-- Begin INPUT --

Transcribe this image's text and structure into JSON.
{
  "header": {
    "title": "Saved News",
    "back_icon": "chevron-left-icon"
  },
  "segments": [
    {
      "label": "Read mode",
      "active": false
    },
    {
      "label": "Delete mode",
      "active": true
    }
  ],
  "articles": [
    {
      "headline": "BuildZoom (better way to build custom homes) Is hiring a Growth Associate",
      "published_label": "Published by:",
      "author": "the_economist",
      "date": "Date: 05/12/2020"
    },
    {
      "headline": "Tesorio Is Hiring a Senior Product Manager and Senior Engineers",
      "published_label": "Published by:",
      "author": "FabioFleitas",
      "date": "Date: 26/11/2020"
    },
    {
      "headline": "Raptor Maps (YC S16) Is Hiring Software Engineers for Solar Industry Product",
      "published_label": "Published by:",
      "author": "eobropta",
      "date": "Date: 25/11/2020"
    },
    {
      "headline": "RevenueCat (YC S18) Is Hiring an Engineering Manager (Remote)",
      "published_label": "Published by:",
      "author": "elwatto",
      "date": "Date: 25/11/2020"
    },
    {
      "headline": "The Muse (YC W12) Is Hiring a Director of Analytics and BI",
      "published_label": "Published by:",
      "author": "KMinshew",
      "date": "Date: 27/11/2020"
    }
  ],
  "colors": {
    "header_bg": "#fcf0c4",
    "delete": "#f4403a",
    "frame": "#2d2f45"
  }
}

-- End INPUT --

WRITTEN INSTRUCTION:
Print every record above exactly as written.

RESULT:
Transcribe this image's text and structure into JSON.
{
  "header": {
    "title": "Saved News",
    "back_icon": "chevron-left-icon"
  },
  "segments": [
    {
      "label": "Read mode",
      "active": false
    },
    {
      "label": "Delete mode",
      "active": true
    }
  ],
  "articles": [
    {
      "headline": "BuildZoom (better way to build custom homes) Is hiring a Growth Associate",
      "published_label": "Published by:",
      "author": "the_economist",
      "date": "Date: 05/12/2020"
    },
    {
      "headline": "Tesorio Is Hiring a Senior Product Manager and Senior Engineers",
      "published_label": "Published by:",
      "author": "FabioFleitas",
      "date": "Date: 26/11/2020"
    },
    {
      "headline": "Raptor Maps (YC S16) Is Hiring Software Engineers for Solar Industry Product",
      "published_label": "Published by:",
      "author": "eobropta",
      "date": "Date: 25/11/2020"
    },
    {
      "headline": "RevenueCat (YC S18) Is Hiring an Engineering Manager (Remote)",
      "published_label": "Published by:",
      "author": "elwatto",
      "date": "Date: 25/11/2020"
    },
    {
      "headline": "The Muse (YC W12) Is Hiring a Director of Analytics and BI",
      "published_label": "Published by:",
      "author": "KMinshew",
      "date": "Date: 27/11/2020"
    }
  ],
  "colors": {
    "header_bg": "#fcf0c4",
    "delete": "#f4403a",
    "frame": "#2d2f45"
  }
}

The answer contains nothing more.